___ RECORD EXTRACTS ___

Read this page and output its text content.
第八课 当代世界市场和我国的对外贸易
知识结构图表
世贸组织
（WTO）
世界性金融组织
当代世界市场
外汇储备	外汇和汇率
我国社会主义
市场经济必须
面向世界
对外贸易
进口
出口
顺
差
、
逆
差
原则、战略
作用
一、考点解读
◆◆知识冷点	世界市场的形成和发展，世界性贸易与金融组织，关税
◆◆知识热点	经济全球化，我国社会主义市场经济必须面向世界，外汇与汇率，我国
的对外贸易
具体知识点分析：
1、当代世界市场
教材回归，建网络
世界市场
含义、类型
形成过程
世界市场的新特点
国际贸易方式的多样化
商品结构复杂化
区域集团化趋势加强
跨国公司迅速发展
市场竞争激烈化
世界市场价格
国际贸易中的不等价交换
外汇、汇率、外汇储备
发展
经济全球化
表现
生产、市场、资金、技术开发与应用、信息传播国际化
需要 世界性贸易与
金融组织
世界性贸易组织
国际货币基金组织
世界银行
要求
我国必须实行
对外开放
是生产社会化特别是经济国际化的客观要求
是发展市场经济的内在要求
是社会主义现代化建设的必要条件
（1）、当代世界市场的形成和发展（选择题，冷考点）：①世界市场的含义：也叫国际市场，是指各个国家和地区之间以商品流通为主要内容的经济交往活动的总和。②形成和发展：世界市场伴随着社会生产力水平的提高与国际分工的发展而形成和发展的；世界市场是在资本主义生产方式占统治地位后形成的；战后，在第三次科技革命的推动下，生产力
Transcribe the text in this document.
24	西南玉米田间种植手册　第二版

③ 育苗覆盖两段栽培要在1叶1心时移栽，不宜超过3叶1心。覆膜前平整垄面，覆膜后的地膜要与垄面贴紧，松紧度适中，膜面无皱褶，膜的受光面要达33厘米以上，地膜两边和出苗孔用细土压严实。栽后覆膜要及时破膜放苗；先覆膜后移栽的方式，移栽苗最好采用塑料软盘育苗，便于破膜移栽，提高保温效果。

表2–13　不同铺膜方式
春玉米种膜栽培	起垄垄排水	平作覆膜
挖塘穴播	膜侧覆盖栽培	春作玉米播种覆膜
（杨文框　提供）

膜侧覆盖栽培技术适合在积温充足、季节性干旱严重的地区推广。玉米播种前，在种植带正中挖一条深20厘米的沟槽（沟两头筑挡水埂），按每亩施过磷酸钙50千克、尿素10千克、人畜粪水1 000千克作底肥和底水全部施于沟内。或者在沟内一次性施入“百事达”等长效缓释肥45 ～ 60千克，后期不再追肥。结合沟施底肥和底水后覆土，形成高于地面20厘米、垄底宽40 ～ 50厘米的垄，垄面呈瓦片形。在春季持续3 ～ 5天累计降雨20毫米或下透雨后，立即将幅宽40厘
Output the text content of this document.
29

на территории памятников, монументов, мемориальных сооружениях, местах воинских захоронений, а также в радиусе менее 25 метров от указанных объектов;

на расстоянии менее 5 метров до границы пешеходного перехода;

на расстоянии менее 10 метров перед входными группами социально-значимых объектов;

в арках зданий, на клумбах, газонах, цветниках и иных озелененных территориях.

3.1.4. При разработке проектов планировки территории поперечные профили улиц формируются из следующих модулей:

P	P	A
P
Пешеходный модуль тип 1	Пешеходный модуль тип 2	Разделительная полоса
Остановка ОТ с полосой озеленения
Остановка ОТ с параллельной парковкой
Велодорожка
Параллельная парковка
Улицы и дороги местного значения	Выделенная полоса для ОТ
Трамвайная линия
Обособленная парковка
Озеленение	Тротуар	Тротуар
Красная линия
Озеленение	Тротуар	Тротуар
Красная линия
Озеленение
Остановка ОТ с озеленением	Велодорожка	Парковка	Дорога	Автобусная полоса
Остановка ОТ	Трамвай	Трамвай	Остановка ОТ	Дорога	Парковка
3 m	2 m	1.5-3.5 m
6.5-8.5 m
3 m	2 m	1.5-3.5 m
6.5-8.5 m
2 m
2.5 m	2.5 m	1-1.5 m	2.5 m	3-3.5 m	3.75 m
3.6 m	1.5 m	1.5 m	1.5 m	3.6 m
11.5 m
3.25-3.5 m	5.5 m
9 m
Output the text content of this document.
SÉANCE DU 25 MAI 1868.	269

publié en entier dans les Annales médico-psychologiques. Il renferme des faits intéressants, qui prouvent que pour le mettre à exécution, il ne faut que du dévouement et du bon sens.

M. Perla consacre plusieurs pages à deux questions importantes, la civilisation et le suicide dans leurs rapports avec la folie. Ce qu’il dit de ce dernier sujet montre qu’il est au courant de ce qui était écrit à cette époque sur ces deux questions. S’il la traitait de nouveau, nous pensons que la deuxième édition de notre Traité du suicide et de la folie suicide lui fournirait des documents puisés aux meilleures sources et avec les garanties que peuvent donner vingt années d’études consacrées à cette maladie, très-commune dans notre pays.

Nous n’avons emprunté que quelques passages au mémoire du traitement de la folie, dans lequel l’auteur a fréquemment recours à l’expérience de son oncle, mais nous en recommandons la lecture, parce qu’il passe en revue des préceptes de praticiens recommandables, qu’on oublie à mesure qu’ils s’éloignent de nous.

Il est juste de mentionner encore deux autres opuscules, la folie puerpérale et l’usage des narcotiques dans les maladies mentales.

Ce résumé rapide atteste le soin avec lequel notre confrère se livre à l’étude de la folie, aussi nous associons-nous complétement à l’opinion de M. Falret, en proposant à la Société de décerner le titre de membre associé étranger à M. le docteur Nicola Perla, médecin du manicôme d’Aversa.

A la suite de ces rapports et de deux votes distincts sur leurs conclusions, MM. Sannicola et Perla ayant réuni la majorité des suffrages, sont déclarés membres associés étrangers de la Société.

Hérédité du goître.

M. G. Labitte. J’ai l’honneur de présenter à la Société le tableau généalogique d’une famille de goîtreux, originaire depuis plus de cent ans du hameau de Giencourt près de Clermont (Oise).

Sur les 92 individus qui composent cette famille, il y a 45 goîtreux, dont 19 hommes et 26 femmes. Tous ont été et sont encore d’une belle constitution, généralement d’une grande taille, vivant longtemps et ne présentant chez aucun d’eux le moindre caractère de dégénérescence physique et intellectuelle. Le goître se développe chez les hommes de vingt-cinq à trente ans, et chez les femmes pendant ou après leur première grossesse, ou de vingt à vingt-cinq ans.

___

_TASK DETAILS_
The entries above must be returned in full, exactly as shown.

_FINISHED ANSWER_
Read this page and output its text content.
第八课 当代世界市场和我国的对外贸易
知识结构图表
世贸组织
（WTO）
世界性金融组织
当代世界市场
外汇储备	外汇和汇率
我国社会主义
市场经济必须
面向世界
对外贸易
进口
出口
顺
差
、
逆
差
原则、战略
作用
一、考点解读
◆◆知识冷点	世界市场的形成和发展，世界性贸易与金融组织，关税
◆◆知识热点	经济全球化，我国社会主义市场经济必须面向世界，外汇与汇率，我国
的对外贸易
具体知识点分析：
1、当代世界市场
教材回归，建网络
世界市场
含义、类型
形成过程
世界市场的新特点
国际贸易方式的多样化
商品结构复杂化
区域集团化趋势加强
跨国公司迅速发展
市场竞争激烈化
世界市场价格
国际贸易中的不等价交换
外汇、汇率、外汇储备
发展
经济全球化
表现
生产、市场、资金、技术开发与应用、信息传播国际化
需要 世界性贸易与
金融组织
世界性贸易组织
国际货币基金组织
世界银行
要求
我国必须实行
对外开放
是生产社会化特别是经济国际化的客观要求
是发展市场经济的内在要求
是社会主义现代化建设的必要条件
（1）、当代世界市场的形成和发展（选择题，冷考点）：①世界市场的含义：也叫国际市场，是指各个国家和地区之间以商品流通为主要内容的经济交往活动的总和。②形成和发展：世界市场伴随着社会生产力水平的提高与国际分工的发展而形成和发展的；世界市场是在资本主义生产方式占统治地位后形成的；战后，在第三次科技革命的推动下，生产力
Transcribe the text in this document.
24	西南玉米田间种植手册　第二版

③ 育苗覆盖两段栽培要在1叶1心时移栽，不宜超过3叶1心。覆膜前平整垄面，覆膜后的地膜要与垄面贴紧，松紧度适中，膜面无皱褶，膜的受光面要达33厘米以上，地膜两边和出苗孔用细土压严实。栽后覆膜要及时破膜放苗；先覆膜后移栽的方式，移栽苗最好采用塑料软盘育苗，便于破膜移栽，提高保温效果。

表2–13　不同铺膜方式
春玉米种膜栽培	起垄垄排水	平作覆膜
挖塘穴播	膜侧覆盖栽培	春作玉米播种覆膜
（杨文框　提供）

膜侧覆盖栽培技术适合在积温充足、季节性干旱严重的地区推广。玉米播种前，在种植带正中挖一条深20厘米的沟槽（沟两头筑挡水埂），按每亩施过磷酸钙50千克、尿素10千克、人畜粪水1 000千克作底肥和底水全部施于沟内。或者在沟内一次性施入“百事达”等长效缓释肥45 ～ 60千克，后期不再追肥。结合沟施底肥和底水后覆土，形成高于地面20厘米、垄底宽40 ～ 50厘米的垄，垄面呈瓦片形。在春季持续3 ～ 5天累计降雨20毫米或下透雨后，立即将幅宽40厘
Output the text content of this document.
29

на территории памятников, монументов, мемориальных сооружениях, местах воинских захоронений, а также в радиусе менее 25 метров от указанных объектов;

на расстоянии менее 5 метров до границы пешеходного перехода;

на расстоянии менее 10 метров перед входными группами социально-значимых объектов;

в арках зданий, на клумбах, газонах, цветниках и иных озелененных территориях.

3.1.4. При разработке проектов планировки территории поперечные профили улиц формируются из следующих модулей:

P	P	A
P
Пешеходный модуль тип 1	Пешеходный модуль тип 2	Разделительная полоса
Остановка ОТ с полосой озеленения
Остановка ОТ с параллельной парковкой
Велодорожка
Параллельная парковка
Улицы и дороги местного значения	Выделенная полоса для ОТ
Трамвайная линия
Обособленная парковка
Озеленение	Тротуар	Тротуар
Красная линия
Озеленение	Тротуар	Тротуар
Красная линия
Озеленение
Остановка ОТ с озеленением	Велодорожка	Парковка	Дорога	Автобусная полоса
Остановка ОТ	Трамвай	Трамвай	Остановка ОТ	Дорога	Парковка
3 m	2 m	1.5-3.5 m
6.5-8.5 m
3 m	2 m	1.5-3.5 m
6.5-8.5 m
2 m
2.5 m	2.5 m	1-1.5 m	2.5 m	3-3.5 m	3.75 m
3.6 m	1.5 m	1.5 m	1.5 m	3.6 m
11.5 m
3.25-3.5 m	5.5 m
9 m
Output the text content of this document.
SÉANCE DU 25 MAI 1868.	269

publié en entier dans les Annales médico-psychologiques. Il renferme des faits intéressants, qui prouvent que pour le mettre à exécution, il ne faut que du dévouement et du bon sens.

M. Perla consacre plusieurs pages à deux questions importantes, la civilisation et le suicide dans leurs rapports avec la folie. Ce qu’il dit de ce dernier sujet montre qu’il est au courant de ce qui était écrit à cette époque sur ces deux questions. S’il la traitait de nouveau, nous pensons que la deuxième édition de notre Traité du suicide et de la folie suicide lui fournirait des documents puisés aux meilleures sources et avec les garanties que peuvent donner vingt années d’études consacrées à cette maladie, très-commune dans notre pays.

Nous n’avons emprunté que quelques passages au mémoire du traitement de la folie, dans lequel l’auteur a fréquemment recours à l’expérience de son oncle, mais nous en recommandons la lecture, parce qu’il passe en revue des préceptes de praticiens recommandables, qu’on oublie à mesure qu’ils s’éloignent de nous.

Il est juste de mentionner encore deux autres opuscules, la folie puerpérale et l’usage des narcotiques dans les maladies mentales.

Ce résumé rapide atteste le soin avec lequel notre confrère se livre à l’étude de la folie, aussi nous associons-nous complétement à l’opinion de M. Falret, en proposant à la Société de décerner le titre de membre associé étranger à M. le docteur Nicola Perla, médecin du manicôme d’Aversa.

A la suite de ces rapports et de deux votes distincts sur leurs conclusions, MM. Sannicola et Perla ayant réuni la majorité des suffrages, sont déclarés membres associés étrangers de la Société.

Hérédité du goître.

M. G. Labitte. J’ai l’honneur de présenter à la Société le tableau généalogique d’une famille de goîtreux, originaire depuis plus de cent ans du hameau de Giencourt près de Clermont (Oise).

Sur les 92 individus qui composent cette famille, il y a 45 goîtreux, dont 19 hommes et 26 femmes. Tous ont été et sont encore d’une belle constitution, généralement d’une grande taille, vivant longtemps et ne présentant chez aucun d’eux le moindre caractère de dégénérescence physique et intellectuelle. Le goître se développe chez les hommes de vingt-cinq à trente ans, et chez les femmes pendant ou après leur première grossesse, ou de vingt à vingt-cinq ans.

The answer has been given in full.